Challenge: Can you edit the records below so that every "bbox" becomes "box" and nothing else changes?
※ ※ ※
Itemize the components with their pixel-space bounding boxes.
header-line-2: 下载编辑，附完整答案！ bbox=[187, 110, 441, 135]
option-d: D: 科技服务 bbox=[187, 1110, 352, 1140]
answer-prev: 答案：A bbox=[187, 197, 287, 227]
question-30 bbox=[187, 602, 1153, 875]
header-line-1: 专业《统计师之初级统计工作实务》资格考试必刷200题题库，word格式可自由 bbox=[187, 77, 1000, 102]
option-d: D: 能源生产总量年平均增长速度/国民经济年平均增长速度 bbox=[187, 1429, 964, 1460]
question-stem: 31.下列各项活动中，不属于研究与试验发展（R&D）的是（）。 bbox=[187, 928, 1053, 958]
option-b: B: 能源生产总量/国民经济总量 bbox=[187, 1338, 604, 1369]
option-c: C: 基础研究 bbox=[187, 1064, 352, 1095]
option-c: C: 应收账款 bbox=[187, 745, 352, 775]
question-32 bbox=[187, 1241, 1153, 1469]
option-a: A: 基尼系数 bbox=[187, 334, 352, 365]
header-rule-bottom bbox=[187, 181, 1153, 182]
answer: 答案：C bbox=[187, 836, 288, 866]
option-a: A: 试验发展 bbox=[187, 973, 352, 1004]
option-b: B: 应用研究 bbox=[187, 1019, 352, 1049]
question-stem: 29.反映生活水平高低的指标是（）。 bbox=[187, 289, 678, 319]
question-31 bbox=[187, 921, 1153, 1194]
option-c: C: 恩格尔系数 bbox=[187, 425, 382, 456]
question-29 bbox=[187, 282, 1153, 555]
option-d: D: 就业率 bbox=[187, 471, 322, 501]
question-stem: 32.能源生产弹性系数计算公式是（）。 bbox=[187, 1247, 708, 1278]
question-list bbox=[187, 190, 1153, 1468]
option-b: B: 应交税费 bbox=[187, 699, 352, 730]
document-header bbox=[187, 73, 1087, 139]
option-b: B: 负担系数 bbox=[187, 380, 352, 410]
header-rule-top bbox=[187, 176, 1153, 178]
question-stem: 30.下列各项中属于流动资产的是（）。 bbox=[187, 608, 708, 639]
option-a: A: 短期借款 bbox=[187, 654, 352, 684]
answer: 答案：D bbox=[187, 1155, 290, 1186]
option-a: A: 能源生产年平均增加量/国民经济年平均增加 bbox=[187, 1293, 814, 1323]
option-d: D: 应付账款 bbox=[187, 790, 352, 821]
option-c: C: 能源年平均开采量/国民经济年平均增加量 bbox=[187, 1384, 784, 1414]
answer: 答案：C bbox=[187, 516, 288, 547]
※ ※ ※
Task solution:
Itemize the components with their pixel-space bounding boxes.
header-line-2: 下载编辑，附完整答案！ box=[187, 110, 441, 135]
option-d: D: 科技服务 box=[187, 1110, 352, 1140]
answer-prev: 答案：A box=[187, 197, 287, 227]
question-30 box=[187, 602, 1153, 875]
header-line-1: 专业《统计师之初级统计工作实务》资格考试必刷200题题库，word格式可自由 box=[187, 77, 1000, 102]
option-d: D: 能源生产总量年平均增长速度/国民经济年平均增长速度 box=[187, 1429, 964, 1460]
question-stem: 31.下列各项活动中，不属于研究与试验发展（R&D）的是（）。 box=[187, 928, 1053, 958]
option-b: B: 能源生产总量/国民经济总量 box=[187, 1338, 604, 1369]
option-c: C: 基础研究 box=[187, 1064, 352, 1095]
option-c: C: 应收账款 box=[187, 745, 352, 775]
question-32 box=[187, 1241, 1153, 1469]
option-a: A: 基尼系数 box=[187, 334, 352, 365]
header-rule-bottom box=[187, 181, 1153, 182]
answer: 答案：C box=[187, 836, 288, 866]
option-a: A: 试验发展 box=[187, 973, 352, 1004]
option-b: B: 应用研究 box=[187, 1019, 352, 1049]
question-stem: 29.反映生活水平高低的指标是（）。 box=[187, 289, 678, 319]
question-31 box=[187, 921, 1153, 1194]
option-c: C: 恩格尔系数 box=[187, 425, 382, 456]
question-29 box=[187, 282, 1153, 555]
option-d: D: 就业率 box=[187, 471, 322, 501]
question-stem: 32.能源生产弹性系数计算公式是（）。 box=[187, 1247, 708, 1278]
question-list box=[187, 190, 1153, 1468]
option-b: B: 应交税费 box=[187, 699, 352, 730]
document-header box=[187, 73, 1087, 139]
option-b: B: 负担系数 box=[187, 380, 352, 410]
header-rule-top box=[187, 176, 1153, 178]
question-stem: 30.下列各项中属于流动资产的是（）。 box=[187, 608, 708, 639]
option-a: A: 短期借款 box=[187, 654, 352, 684]
answer: 答案：D box=[187, 1155, 290, 1186]
option-a: A: 能源生产年平均增加量/国民经济年平均增加 box=[187, 1293, 814, 1323]
option-d: D: 应付账款 box=[187, 790, 352, 821]
option-c: C: 能源年平均开采量/国民经济年平均增加量 box=[187, 1384, 784, 1414]
answer: 答案：C box=[187, 516, 288, 547]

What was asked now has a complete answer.